■ SET EXERCISE:
Could you write out every entry exactly as it stands?

■ DATA PROVIDED:

__________

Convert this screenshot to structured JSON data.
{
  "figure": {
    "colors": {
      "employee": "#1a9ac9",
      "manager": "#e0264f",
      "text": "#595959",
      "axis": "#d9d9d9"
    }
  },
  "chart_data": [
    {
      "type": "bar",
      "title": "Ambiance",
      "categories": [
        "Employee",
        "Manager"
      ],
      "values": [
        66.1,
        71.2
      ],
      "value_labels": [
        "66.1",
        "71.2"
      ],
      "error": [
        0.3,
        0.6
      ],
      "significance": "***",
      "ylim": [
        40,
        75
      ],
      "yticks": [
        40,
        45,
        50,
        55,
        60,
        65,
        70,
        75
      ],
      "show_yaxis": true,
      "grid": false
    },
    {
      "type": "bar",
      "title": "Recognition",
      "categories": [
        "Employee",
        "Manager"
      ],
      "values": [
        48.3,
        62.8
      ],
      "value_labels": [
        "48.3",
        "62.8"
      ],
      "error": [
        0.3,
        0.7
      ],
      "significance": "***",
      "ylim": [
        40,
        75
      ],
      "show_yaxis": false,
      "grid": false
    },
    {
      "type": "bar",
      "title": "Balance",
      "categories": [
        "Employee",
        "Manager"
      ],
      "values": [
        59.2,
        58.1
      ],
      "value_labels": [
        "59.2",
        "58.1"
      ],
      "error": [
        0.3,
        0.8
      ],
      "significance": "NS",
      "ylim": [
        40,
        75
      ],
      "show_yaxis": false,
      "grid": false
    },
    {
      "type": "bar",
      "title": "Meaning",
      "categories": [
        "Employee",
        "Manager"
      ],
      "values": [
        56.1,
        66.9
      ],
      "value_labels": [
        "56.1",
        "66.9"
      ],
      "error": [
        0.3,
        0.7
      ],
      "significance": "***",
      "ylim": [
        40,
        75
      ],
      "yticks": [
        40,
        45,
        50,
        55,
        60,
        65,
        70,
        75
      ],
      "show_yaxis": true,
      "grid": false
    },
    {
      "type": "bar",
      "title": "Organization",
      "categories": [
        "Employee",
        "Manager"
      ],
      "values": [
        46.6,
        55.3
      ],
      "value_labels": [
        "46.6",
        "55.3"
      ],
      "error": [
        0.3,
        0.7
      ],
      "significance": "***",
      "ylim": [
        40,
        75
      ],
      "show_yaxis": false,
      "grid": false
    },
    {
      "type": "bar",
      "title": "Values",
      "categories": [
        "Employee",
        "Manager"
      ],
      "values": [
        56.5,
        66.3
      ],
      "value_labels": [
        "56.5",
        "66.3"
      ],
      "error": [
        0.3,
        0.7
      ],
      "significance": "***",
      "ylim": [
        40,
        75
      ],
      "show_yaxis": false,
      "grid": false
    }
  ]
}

__________

■ THE RESPONSE:
Convert this screenshot to structured JSON data.
{
  "figure": {
    "colors": {
      "employee": "#1a9ac9",
      "manager": "#e0264f",
      "text": "#595959",
      "axis": "#d9d9d9"
    }
  },
  "chart_data": [
    {
      "type": "bar",
      "title": "Ambiance",
      "categories": [
        "Employee",
        "Manager"
      ],
      "values": [
        66.1,
        71.2
      ],
      "value_labels": [
        "66.1",
        "71.2"
      ],
      "error": [
        0.3,
        0.6
      ],
      "significance": "***",
      "ylim": [
        40,
        75
      ],
      "yticks": [
        40,
        45,
        50,
        55,
        60,
        65,
        70,
        75
      ],
      "show_yaxis": true,
      "grid": false
    },
    {
      "type": "bar",
      "title": "Recognition",
      "categories": [
        "Employee",
        "Manager"
      ],
      "values": [
        48.3,
        62.8
      ],
      "value_labels": [
        "48.3",
        "62.8"
      ],
      "error": [
        0.3,
        0.7
      ],
      "significance": "***",
      "ylim": [
        40,
        75
      ],
      "show_yaxis": false,
      "grid": false
    },
    {
      "type": "bar",
      "title": "Balance",
      "categories": [
        "Employee",
        "Manager"
      ],
      "values": [
        59.2,
        58.1
      ],
      "value_labels": [
        "59.2",
        "58.1"
      ],
      "error": [
        0.3,
        0.8
      ],
      "significance": "NS",
      "ylim": [
        40,
        75
      ],
      "show_yaxis": false,
      "grid": false
    },
    {
      "type": "bar",
      "title": "Meaning",
      "categories": [
        "Employee",
        "Manager"
      ],
      "values": [
        56.1,
        66.9
      ],
      "value_labels": [
        "56.1",
        "66.9"
      ],
      "error": [
        0.3,
        0.7
      ],
      "significance": "***",
      "ylim": [
        40,
        75
      ],
      "yticks": [
        40,
        45,
        50,
        55,
        60,
        65,
        70,
        75
      ],
      "show_yaxis": true,
      "grid": false
    },
    {
      "type": "bar",
      "title": "Organization",
      "categories": [
        "Employee",
        "Manager"
      ],
      "values": [
        46.6,
        55.3
      ],
      "value_labels": [
        "46.6",
        "55.3"
      ],
      "error": [
        0.3,
        0.7
      ],
      "significance": "***",
      "ylim": [
        40,
        75
      ],
      "show_yaxis": false,
      "grid": false
    },
    {
      "type": "bar",
      "title": "Values",
      "categories": [
        "Employee",
        "Manager"
      ],
      "values": [
        56.5,
        66.3
      ],
      "value_labels": [
        "56.5",
        "66.3"
      ],
      "error": [
        0.3,
        0.7
      ],
      "significance": "***",
      "ylim": [
        40,
        75
      ],
      "show_yaxis": false,
      "grid": false
    }
  ]
}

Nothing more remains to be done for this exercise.